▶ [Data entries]
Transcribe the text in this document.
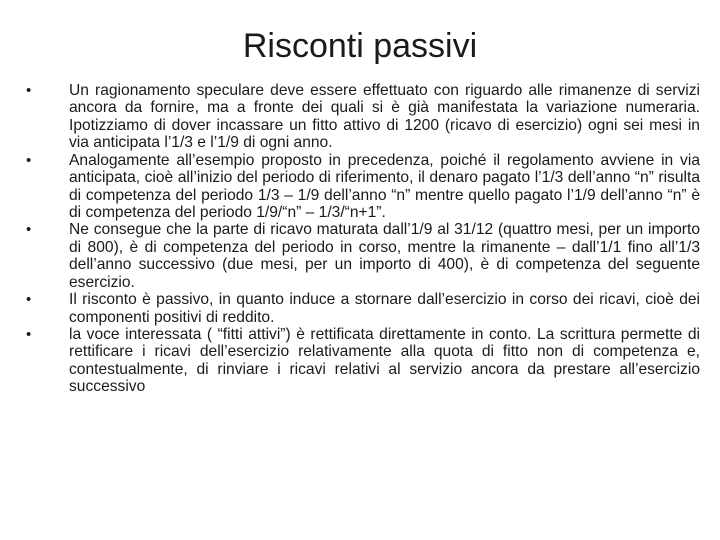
Risconti passivi
•	Un ragionamento speculare deve essere effettuato con riguardo alle rimanenze di servizi ancora da fornire, ma a fronte dei quali si è già manifestata la variazione numeraria. Ipotizziamo di dover incassare un fitto attivo di 1200 (ricavo di esercizio) ogni sei mesi in via anticipata l’1/3 e l’1/9 di ogni anno.
•	Analogamente all’esempio proposto in precedenza, poiché il regolamento avviene in via anticipata, cioè all’inizio del periodo di riferimento, il denaro pagato l’1/3 dell’anno “n” risulta di competenza del periodo 1/3 – 1/9 dell’anno “n” mentre quello pagato l’1/9 dell’anno “n” è di competenza del periodo 1/9/“n” – 1/3/“n+1”.
•	Ne consegue che la parte di ricavo maturata dall’1/9 al 31/12 (quattro mesi, per un importo di 800), è di competenza del periodo in corso, mentre la rimanente – dall’1/1 fino all’1/3 dell’anno successivo (due mesi, per un importo di 400), è di competenza del seguente esercizio.
•	Il risconto è passivo, in quanto induce a stornare dall’esercizio in corso dei ricavi, cioè dei componenti positivi di reddito.
•	la voce interessata ( “fitti attivi”) è rettificata direttamente in conto. La scrittura permette di rettificare i ricavi dell’esercizio relativamente alla quota di fitto non di competenza e, contestualmente, di rinviare i ricavi relativi al servizio ancora da prestare all’esercizio successivo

▶ [Written problem] Scan the material above. Copy each line that holds the word "ricavi".

▶ [Task result]
•	Il risconto è passivo, in quanto induce a stornare dall’esercizio in corso dei ricavi, cioè dei componenti positivi di reddito.
•	la voce interessata ( “fitti attivi”) è rettificata direttamente in conto. La scrittura permette di rettificare i ricavi dell’esercizio relativamente alla quota di fitto non di competenza e, contestualmente, di rinviare i ricavi relativi al servizio ancora da prestare all’esercizio successivo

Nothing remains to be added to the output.